WHAT YOU HAVE TO DO: Copy each record exactly as it reads, leaving out any pictures it holds.

RECORDS:

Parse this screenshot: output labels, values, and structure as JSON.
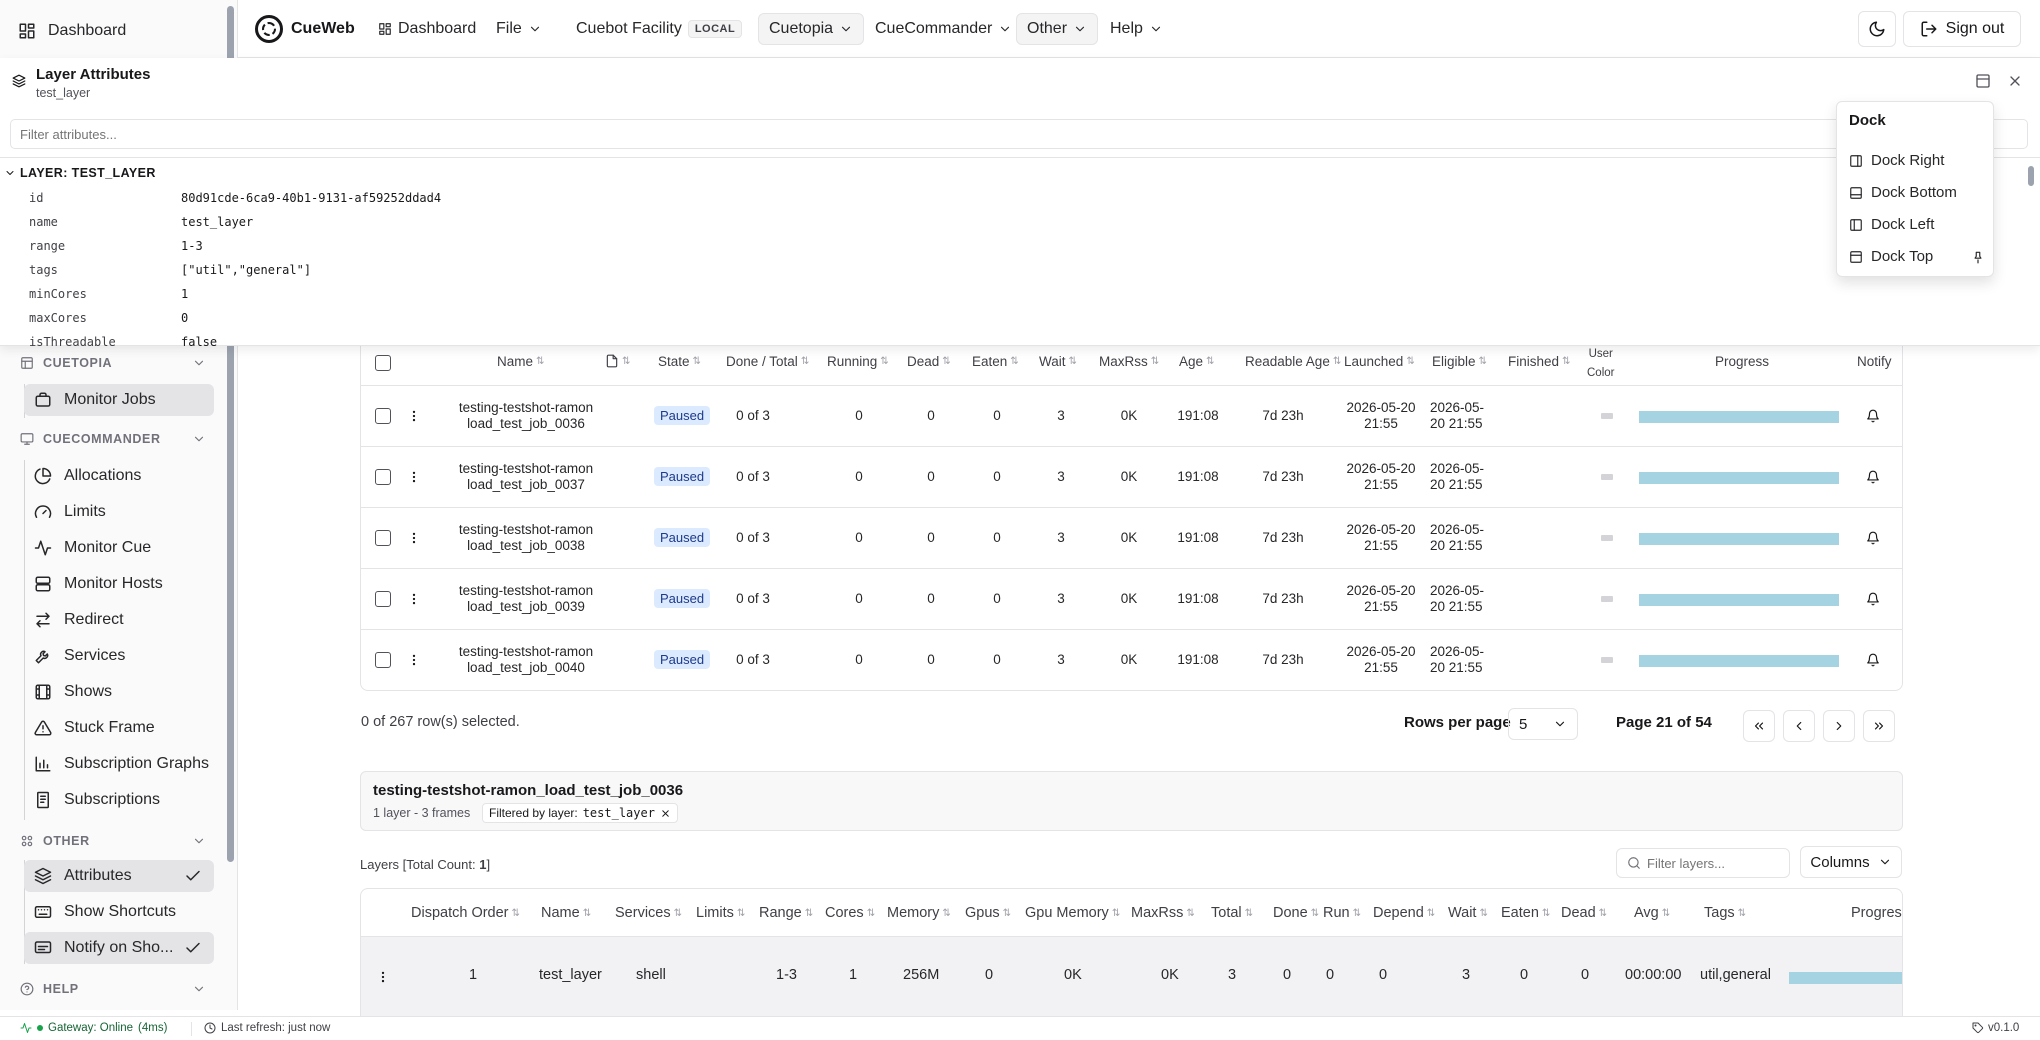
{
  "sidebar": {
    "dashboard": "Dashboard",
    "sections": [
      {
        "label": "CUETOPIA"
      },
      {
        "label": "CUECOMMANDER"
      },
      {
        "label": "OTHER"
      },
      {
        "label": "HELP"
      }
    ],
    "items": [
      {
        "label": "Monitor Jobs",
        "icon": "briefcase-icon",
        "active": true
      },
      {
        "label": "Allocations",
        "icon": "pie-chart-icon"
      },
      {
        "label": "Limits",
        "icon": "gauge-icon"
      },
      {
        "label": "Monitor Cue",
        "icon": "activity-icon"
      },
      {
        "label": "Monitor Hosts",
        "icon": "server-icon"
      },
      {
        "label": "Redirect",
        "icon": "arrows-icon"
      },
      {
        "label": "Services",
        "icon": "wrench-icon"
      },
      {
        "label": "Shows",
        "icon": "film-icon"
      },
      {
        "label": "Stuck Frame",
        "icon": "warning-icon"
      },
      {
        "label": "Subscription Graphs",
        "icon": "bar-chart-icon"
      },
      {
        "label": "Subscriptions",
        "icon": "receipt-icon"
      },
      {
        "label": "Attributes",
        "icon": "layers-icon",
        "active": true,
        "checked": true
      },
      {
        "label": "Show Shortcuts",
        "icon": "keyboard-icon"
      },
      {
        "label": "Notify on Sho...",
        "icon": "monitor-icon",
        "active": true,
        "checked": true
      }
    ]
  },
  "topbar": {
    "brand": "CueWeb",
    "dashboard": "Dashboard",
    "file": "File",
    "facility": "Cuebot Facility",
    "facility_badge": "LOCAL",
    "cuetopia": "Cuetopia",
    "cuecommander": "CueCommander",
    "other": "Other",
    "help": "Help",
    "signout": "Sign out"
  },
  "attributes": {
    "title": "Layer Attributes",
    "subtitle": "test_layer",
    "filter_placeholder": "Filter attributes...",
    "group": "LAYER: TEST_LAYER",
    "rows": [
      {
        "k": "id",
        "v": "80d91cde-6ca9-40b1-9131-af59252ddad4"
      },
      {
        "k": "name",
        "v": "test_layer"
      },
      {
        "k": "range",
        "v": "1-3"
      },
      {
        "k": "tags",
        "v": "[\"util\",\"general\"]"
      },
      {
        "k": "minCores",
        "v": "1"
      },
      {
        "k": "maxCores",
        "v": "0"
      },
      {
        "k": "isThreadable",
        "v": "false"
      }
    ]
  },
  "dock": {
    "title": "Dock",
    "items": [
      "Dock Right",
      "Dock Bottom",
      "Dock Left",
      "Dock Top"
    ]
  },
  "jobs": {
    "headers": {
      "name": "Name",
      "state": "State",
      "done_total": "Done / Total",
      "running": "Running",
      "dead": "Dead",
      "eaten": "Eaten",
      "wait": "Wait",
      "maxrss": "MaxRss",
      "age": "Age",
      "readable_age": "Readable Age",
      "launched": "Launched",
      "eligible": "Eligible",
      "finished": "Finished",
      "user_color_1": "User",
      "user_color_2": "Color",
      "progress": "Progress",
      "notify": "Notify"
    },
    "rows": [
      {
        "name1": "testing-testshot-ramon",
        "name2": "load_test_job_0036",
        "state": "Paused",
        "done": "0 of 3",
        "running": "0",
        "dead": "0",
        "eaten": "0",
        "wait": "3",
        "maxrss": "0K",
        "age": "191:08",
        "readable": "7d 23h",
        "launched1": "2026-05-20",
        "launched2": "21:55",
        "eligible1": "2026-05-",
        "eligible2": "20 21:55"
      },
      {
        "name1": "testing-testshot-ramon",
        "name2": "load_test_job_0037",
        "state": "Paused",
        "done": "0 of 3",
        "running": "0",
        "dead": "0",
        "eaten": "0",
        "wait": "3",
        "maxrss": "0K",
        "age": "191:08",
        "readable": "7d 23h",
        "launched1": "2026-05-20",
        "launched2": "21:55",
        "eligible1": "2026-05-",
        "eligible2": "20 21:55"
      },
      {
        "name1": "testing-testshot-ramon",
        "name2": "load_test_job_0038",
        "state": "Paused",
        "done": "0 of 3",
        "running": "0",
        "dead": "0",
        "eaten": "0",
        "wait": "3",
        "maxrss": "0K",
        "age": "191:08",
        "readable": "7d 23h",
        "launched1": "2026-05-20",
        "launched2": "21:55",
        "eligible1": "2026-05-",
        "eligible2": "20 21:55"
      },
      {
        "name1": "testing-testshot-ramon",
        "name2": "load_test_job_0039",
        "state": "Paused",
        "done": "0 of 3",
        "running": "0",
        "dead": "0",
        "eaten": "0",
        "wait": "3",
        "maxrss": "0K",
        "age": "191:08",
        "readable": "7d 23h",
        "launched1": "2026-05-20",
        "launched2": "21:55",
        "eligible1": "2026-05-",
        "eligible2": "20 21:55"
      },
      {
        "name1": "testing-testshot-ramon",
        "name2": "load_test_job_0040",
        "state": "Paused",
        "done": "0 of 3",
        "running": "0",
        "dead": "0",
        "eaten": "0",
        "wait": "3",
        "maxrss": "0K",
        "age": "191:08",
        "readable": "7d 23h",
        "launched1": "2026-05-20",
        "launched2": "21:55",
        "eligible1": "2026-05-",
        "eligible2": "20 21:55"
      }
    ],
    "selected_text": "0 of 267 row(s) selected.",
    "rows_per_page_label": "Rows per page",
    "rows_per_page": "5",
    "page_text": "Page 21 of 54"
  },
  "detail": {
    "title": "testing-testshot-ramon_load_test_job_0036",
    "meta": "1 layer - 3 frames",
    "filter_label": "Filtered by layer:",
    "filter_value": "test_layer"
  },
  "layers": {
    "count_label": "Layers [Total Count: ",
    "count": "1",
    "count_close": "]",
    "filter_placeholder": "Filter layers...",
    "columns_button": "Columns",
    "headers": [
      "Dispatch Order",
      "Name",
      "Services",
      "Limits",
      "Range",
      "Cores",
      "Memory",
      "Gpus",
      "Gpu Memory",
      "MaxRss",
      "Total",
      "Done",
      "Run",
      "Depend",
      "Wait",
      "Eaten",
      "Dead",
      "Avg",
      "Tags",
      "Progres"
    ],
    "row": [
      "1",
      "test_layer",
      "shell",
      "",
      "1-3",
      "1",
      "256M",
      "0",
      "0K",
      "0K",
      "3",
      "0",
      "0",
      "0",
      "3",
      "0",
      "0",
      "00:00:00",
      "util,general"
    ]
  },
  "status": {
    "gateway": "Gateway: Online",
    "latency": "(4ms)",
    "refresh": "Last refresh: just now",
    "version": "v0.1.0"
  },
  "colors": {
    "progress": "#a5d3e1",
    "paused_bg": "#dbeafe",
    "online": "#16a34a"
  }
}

SOLUTION FOR THIS PROBLEM:
Parse this screenshot: output labels, values, and structure as JSON.
{
  "sidebar": {
    "dashboard": "Dashboard",
    "sections": [
      {
        "label": "CUETOPIA"
      },
      {
        "label": "CUECOMMANDER"
      },
      {
        "label": "OTHER"
      },
      {
        "label": "HELP"
      }
    ],
    "items": [
      {
        "label": "Monitor Jobs",
        "icon": "briefcase-icon",
        "active": true
      },
      {
        "label": "Allocations",
        "icon": "pie-chart-icon"
      },
      {
        "label": "Limits",
        "icon": "gauge-icon"
      },
      {
        "label": "Monitor Cue",
        "icon": "activity-icon"
      },
      {
        "label": "Monitor Hosts",
        "icon": "server-icon"
      },
      {
        "label": "Redirect",
        "icon": "arrows-icon"
      },
      {
        "label": "Services",
        "icon": "wrench-icon"
      },
      {
        "label": "Shows",
        "icon": "film-icon"
      },
      {
        "label": "Stuck Frame",
        "icon": "warning-icon"
      },
      {
        "label": "Subscription Graphs",
        "icon": "bar-chart-icon"
      },
      {
        "label": "Subscriptions",
        "icon": "receipt-icon"
      },
      {
        "label": "Attributes",
        "icon": "layers-icon",
        "active": true,
        "checked": true
      },
      {
        "label": "Show Shortcuts",
        "icon": "keyboard-icon"
      },
      {
        "label": "Notify on Sho...",
        "icon": "monitor-icon",
        "active": true,
        "checked": true
      }
    ]
  },
  "topbar": {
    "brand": "CueWeb",
    "dashboard": "Dashboard",
    "file": "File",
    "facility": "Cuebot Facility",
    "facility_badge": "LOCAL",
    "cuetopia": "Cuetopia",
    "cuecommander": "CueCommander",
    "other": "Other",
    "help": "Help",
    "signout": "Sign out"
  },
  "attributes": {
    "title": "Layer Attributes",
    "subtitle": "test_layer",
    "filter_placeholder": "Filter attributes...",
    "group": "LAYER: TEST_LAYER",
    "rows": [
      {
        "k": "id",
        "v": "80d91cde-6ca9-40b1-9131-af59252ddad4"
      },
      {
        "k": "name",
        "v": "test_layer"
      },
      {
        "k": "range",
        "v": "1-3"
      },
      {
        "k": "tags",
        "v": "[\"util\",\"general\"]"
      },
      {
        "k": "minCores",
        "v": "1"
      },
      {
        "k": "maxCores",
        "v": "0"
      },
      {
        "k": "isThreadable",
        "v": "false"
      }
    ]
  },
  "dock": {
    "title": "Dock",
    "items": [
      "Dock Right",
      "Dock Bottom",
      "Dock Left",
      "Dock Top"
    ]
  },
  "jobs": {
    "headers": {
      "name": "Name",
      "state": "State",
      "done_total": "Done / Total",
      "running": "Running",
      "dead": "Dead",
      "eaten": "Eaten",
      "wait": "Wait",
      "maxrss": "MaxRss",
      "age": "Age",
      "readable_age": "Readable Age",
      "launched": "Launched",
      "eligible": "Eligible",
      "finished": "Finished",
      "user_color_1": "User",
      "user_color_2": "Color",
      "progress": "Progress",
      "notify": "Notify"
    },
    "rows": [
      {
        "name1": "testing-testshot-ramon",
        "name2": "load_test_job_0036",
        "state": "Paused",
        "done": "0 of 3",
        "running": "0",
        "dead": "0",
        "eaten": "0",
        "wait": "3",
        "maxrss": "0K",
        "age": "191:08",
        "readable": "7d 23h",
        "launched1": "2026-05-20",
        "launched2": "21:55",
        "eligible1": "2026-05-",
        "eligible2": "20 21:55"
      },
      {
        "name1": "testing-testshot-ramon",
        "name2": "load_test_job_0037",
        "state": "Paused",
        "done": "0 of 3",
        "running": "0",
        "dead": "0",
        "eaten": "0",
        "wait": "3",
        "maxrss": "0K",
        "age": "191:08",
        "readable": "7d 23h",
        "launched1": "2026-05-20",
        "launched2": "21:55",
        "eligible1": "2026-05-",
        "eligible2": "20 21:55"
      },
      {
        "name1": "testing-testshot-ramon",
        "name2": "load_test_job_0038",
        "state": "Paused",
        "done": "0 of 3",
        "running": "0",
        "dead": "0",
        "eaten": "0",
        "wait": "3",
        "maxrss": "0K",
        "age": "191:08",
        "readable": "7d 23h",
        "launched1": "2026-05-20",
        "launched2": "21:55",
        "eligible1": "2026-05-",
        "eligible2": "20 21:55"
      },
      {
        "name1": "testing-testshot-ramon",
        "name2": "load_test_job_0039",
        "state": "Paused",
        "done": "0 of 3",
        "running": "0",
        "dead": "0",
        "eaten": "0",
        "wait": "3",
        "maxrss": "0K",
        "age": "191:08",
        "readable": "7d 23h",
        "launched1": "2026-05-20",
        "launched2": "21:55",
        "eligible1": "2026-05-",
        "eligible2": "20 21:55"
      },
      {
        "name1": "testing-testshot-ramon",
        "name2": "load_test_job_0040",
        "state": "Paused",
        "done": "0 of 3",
        "running": "0",
        "dead": "0",
        "eaten": "0",
        "wait": "3",
        "maxrss": "0K",
        "age": "191:08",
        "readable": "7d 23h",
        "launched1": "2026-05-20",
        "launched2": "21:55",
        "eligible1": "2026-05-",
        "eligible2": "20 21:55"
      }
    ],
    "selected_text": "0 of 267 row(s) selected.",
    "rows_per_page_label": "Rows per page",
    "rows_per_page": "5",
    "page_text": "Page 21 of 54"
  },
  "detail": {
    "title": "testing-testshot-ramon_load_test_job_0036",
    "meta": "1 layer - 3 frames",
    "filter_label": "Filtered by layer:",
    "filter_value": "test_layer"
  },
  "layers": {
    "count_label": "Layers [Total Count: ",
    "count": "1",
    "count_close": "]",
    "filter_placeholder": "Filter layers...",
    "columns_button": "Columns",
    "headers": [
      "Dispatch Order",
      "Name",
      "Services",
      "Limits",
      "Range",
      "Cores",
      "Memory",
      "Gpus",
      "Gpu Memory",
      "MaxRss",
      "Total",
      "Done",
      "Run",
      "Depend",
      "Wait",
      "Eaten",
      "Dead",
      "Avg",
      "Tags",
      "Progres"
    ],
    "row": [
      "1",
      "test_layer",
      "shell",
      "",
      "1-3",
      "1",
      "256M",
      "0",
      "0K",
      "0K",
      "3",
      "0",
      "0",
      "0",
      "3",
      "0",
      "0",
      "00:00:00",
      "util,general"
    ]
  },
  "status": {
    "gateway": "Gateway: Online",
    "latency": "(4ms)",
    "refresh": "Last refresh: just now",
    "version": "v0.1.0"
  },
  "colors": {
    "progress": "#a5d3e1",
    "paused_bg": "#dbeafe",
    "online": "#16a34a"
  }
}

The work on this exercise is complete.